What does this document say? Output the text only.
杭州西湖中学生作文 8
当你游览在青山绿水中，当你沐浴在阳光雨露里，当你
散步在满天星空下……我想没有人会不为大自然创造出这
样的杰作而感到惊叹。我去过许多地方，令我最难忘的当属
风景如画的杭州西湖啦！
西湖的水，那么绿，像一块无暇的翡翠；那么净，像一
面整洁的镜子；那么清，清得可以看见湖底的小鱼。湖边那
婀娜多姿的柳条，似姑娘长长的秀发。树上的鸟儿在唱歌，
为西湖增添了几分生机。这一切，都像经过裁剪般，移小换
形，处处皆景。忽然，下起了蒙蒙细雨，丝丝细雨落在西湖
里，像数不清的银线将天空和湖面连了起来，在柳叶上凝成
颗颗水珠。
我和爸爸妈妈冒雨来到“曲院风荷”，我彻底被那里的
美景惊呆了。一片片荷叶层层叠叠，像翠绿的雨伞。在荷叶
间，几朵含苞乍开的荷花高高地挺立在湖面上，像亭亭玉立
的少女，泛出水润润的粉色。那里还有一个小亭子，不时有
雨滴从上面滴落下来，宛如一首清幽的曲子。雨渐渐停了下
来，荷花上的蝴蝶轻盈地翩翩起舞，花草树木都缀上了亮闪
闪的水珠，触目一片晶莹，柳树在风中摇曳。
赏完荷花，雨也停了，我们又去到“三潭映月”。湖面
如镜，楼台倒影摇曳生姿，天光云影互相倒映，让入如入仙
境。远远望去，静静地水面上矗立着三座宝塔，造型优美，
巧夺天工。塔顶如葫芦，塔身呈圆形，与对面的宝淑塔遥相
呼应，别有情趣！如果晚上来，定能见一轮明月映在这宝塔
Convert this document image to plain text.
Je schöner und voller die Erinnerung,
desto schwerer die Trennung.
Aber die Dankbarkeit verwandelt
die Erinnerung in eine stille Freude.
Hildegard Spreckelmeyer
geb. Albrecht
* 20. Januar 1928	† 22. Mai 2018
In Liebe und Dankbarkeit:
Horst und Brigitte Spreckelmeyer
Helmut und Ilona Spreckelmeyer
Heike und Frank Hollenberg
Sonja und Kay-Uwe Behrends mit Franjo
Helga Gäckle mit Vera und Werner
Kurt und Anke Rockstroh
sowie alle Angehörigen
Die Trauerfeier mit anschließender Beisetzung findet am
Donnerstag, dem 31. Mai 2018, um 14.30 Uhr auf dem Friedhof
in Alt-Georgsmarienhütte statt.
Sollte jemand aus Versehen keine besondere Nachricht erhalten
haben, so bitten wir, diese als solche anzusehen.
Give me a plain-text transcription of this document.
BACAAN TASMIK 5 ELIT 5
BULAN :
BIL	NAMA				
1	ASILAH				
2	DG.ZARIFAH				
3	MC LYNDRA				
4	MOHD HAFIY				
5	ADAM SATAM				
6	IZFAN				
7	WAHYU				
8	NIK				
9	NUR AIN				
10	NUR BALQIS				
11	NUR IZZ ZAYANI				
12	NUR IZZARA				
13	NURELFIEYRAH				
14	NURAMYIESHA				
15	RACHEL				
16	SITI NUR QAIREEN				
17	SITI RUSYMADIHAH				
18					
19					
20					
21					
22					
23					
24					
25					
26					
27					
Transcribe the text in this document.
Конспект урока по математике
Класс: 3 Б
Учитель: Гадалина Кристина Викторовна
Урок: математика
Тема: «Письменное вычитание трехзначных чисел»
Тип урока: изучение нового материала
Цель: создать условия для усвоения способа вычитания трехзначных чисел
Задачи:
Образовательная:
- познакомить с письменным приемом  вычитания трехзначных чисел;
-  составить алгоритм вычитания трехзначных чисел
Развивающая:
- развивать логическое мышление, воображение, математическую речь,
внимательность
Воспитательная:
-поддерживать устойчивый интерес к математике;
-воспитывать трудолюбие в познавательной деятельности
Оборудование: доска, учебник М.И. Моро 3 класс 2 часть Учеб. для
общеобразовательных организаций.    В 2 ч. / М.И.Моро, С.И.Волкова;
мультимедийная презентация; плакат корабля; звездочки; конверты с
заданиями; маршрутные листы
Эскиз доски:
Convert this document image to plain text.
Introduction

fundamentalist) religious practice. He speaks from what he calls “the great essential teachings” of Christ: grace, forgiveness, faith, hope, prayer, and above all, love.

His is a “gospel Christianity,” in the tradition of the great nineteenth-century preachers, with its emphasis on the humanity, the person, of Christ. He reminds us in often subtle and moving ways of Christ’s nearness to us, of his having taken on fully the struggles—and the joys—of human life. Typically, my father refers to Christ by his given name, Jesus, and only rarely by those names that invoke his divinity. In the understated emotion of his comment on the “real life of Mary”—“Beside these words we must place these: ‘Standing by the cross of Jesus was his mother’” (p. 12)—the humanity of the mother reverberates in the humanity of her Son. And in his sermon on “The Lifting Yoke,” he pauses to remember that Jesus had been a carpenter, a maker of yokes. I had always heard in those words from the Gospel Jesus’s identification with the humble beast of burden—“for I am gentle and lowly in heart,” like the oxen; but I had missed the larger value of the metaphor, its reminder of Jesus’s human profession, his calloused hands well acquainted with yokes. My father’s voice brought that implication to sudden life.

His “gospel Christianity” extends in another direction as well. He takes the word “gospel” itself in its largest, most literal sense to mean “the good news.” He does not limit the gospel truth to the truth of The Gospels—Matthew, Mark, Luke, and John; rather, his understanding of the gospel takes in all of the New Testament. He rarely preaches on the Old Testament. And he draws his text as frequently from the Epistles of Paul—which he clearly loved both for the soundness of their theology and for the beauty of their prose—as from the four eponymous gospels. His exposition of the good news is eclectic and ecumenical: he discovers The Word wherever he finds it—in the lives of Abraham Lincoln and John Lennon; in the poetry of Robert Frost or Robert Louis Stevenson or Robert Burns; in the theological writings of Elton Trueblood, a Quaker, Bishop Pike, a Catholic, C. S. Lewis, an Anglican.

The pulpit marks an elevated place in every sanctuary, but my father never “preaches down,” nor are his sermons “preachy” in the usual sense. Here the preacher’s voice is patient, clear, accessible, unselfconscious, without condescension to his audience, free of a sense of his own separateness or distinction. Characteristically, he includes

_____

■ **WORK REQUIRED**
Go through the entries and repeat each one exactly.

■ **WRITTEN REPLY**
What does this document say? Output the text only.
杭州西湖中学生作文 8
当你游览在青山绿水中，当你沐浴在阳光雨露里，当你
散步在满天星空下……我想没有人会不为大自然创造出这
样的杰作而感到惊叹。我去过许多地方，令我最难忘的当属
风景如画的杭州西湖啦！
西湖的水，那么绿，像一块无暇的翡翠；那么净，像一
面整洁的镜子；那么清，清得可以看见湖底的小鱼。湖边那
婀娜多姿的柳条，似姑娘长长的秀发。树上的鸟儿在唱歌，
为西湖增添了几分生机。这一切，都像经过裁剪般，移小换
形，处处皆景。忽然，下起了蒙蒙细雨，丝丝细雨落在西湖
里，像数不清的银线将天空和湖面连了起来，在柳叶上凝成
颗颗水珠。
我和爸爸妈妈冒雨来到“曲院风荷”，我彻底被那里的
美景惊呆了。一片片荷叶层层叠叠，像翠绿的雨伞。在荷叶
间，几朵含苞乍开的荷花高高地挺立在湖面上，像亭亭玉立
的少女，泛出水润润的粉色。那里还有一个小亭子，不时有
雨滴从上面滴落下来，宛如一首清幽的曲子。雨渐渐停了下
来，荷花上的蝴蝶轻盈地翩翩起舞，花草树木都缀上了亮闪
闪的水珠，触目一片晶莹，柳树在风中摇曳。
赏完荷花，雨也停了，我们又去到“三潭映月”。湖面
如镜，楼台倒影摇曳生姿，天光云影互相倒映，让入如入仙
境。远远望去，静静地水面上矗立着三座宝塔，造型优美，
巧夺天工。塔顶如葫芦，塔身呈圆形，与对面的宝淑塔遥相
呼应，别有情趣！如果晚上来，定能见一轮明月映在这宝塔
Convert this document image to plain text.
Je schöner und voller die Erinnerung,
desto schwerer die Trennung.
Aber die Dankbarkeit verwandelt
die Erinnerung in eine stille Freude.
Hildegard Spreckelmeyer
geb. Albrecht
* 20. Januar 1928	† 22. Mai 2018
In Liebe und Dankbarkeit:
Horst und Brigitte Spreckelmeyer
Helmut und Ilona Spreckelmeyer
Heike und Frank Hollenberg
Sonja und Kay-Uwe Behrends mit Franjo
Helga Gäckle mit Vera und Werner
Kurt und Anke Rockstroh
sowie alle Angehörigen
Die Trauerfeier mit anschließender Beisetzung findet am
Donnerstag, dem 31. Mai 2018, um 14.30 Uhr auf dem Friedhof
in Alt-Georgsmarienhütte statt.
Sollte jemand aus Versehen keine besondere Nachricht erhalten
haben, so bitten wir, diese als solche anzusehen.
Give me a plain-text transcription of this document.
BACAAN TASMIK 5 ELIT 5
BULAN :
BIL	NAMA				
1	ASILAH				
2	DG.ZARIFAH				
3	MC LYNDRA				
4	MOHD HAFIY				
5	ADAM SATAM				
6	IZFAN				
7	WAHYU				
8	NIK				
9	NUR AIN				
10	NUR BALQIS				
11	NUR IZZ ZAYANI				
12	NUR IZZARA				
13	NURELFIEYRAH				
14	NURAMYIESHA				
15	RACHEL				
16	SITI NUR QAIREEN				
17	SITI RUSYMADIHAH				
18					
19					
20					
21					
22					
23					
24					
25					
26					
27					
Transcribe the text in this document.
Конспект урока по математике
Класс: 3 Б
Учитель: Гадалина Кристина Викторовна
Урок: математика
Тема: «Письменное вычитание трехзначных чисел»
Тип урока: изучение нового материала
Цель: создать условия для усвоения способа вычитания трехзначных чисел
Задачи:
Образовательная:
- познакомить с письменным приемом  вычитания трехзначных чисел;
-  составить алгоритм вычитания трехзначных чисел
Развивающая:
- развивать логическое мышление, воображение, математическую речь,
внимательность
Воспитательная:
-поддерживать устойчивый интерес к математике;
-воспитывать трудолюбие в познавательной деятельности
Оборудование: доска, учебник М.И. Моро 3 класс 2 часть Учеб. для
общеобразовательных организаций.    В 2 ч. / М.И.Моро, С.И.Волкова;
мультимедийная презентация; плакат корабля; звездочки; конверты с
заданиями; маршрутные листы
Эскиз доски:
Convert this document image to plain text.
Introduction

fundamentalist) religious practice. He speaks from what he calls “the great essential teachings” of Christ: grace, forgiveness, faith, hope, prayer, and above all, love.

His is a “gospel Christianity,” in the tradition of the great nineteenth-century preachers, with its emphasis on the humanity, the person, of Christ. He reminds us in often subtle and moving ways of Christ’s nearness to us, of his having taken on fully the struggles—and the joys—of human life. Typically, my father refers to Christ by his given name, Jesus, and only rarely by those names that invoke his divinity. In the understated emotion of his comment on the “real life of Mary”—“Beside these words we must place these: ‘Standing by the cross of Jesus was his mother’” (p. 12)—the humanity of the mother reverberates in the humanity of her Son. And in his sermon on “The Lifting Yoke,” he pauses to remember that Jesus had been a carpenter, a maker of yokes. I had always heard in those words from the Gospel Jesus’s identification with the humble beast of burden—“for I am gentle and lowly in heart,” like the oxen; but I had missed the larger value of the metaphor, its reminder of Jesus’s human profession, his calloused hands well acquainted with yokes. My father’s voice brought that implication to sudden life.

His “gospel Christianity” extends in another direction as well. He takes the word “gospel” itself in its largest, most literal sense to mean “the good news.” He does not limit the gospel truth to the truth of The Gospels—Matthew, Mark, Luke, and John; rather, his understanding of the gospel takes in all of the New Testament. He rarely preaches on the Old Testament. And he draws his text as frequently from the Epistles of Paul—which he clearly loved both for the soundness of their theology and for the beauty of their prose—as from the four eponymous gospels. His exposition of the good news is eclectic and ecumenical: he discovers The Word wherever he finds it—in the lives of Abraham Lincoln and John Lennon; in the poetry of Robert Frost or Robert Louis Stevenson or Robert Burns; in the theological writings of Elton Trueblood, a Quaker, Bishop Pike, a Catholic, C. S. Lewis, an Anglican.

The pulpit marks an elevated place in every sanctuary, but my father never “preaches down,” nor are his sermons “preachy” in the usual sense. Here the preacher’s voice is patient, clear, accessible, unselfconscious, without condescension to his audience, free of a sense of his own separateness or distinction. Characteristically, he includes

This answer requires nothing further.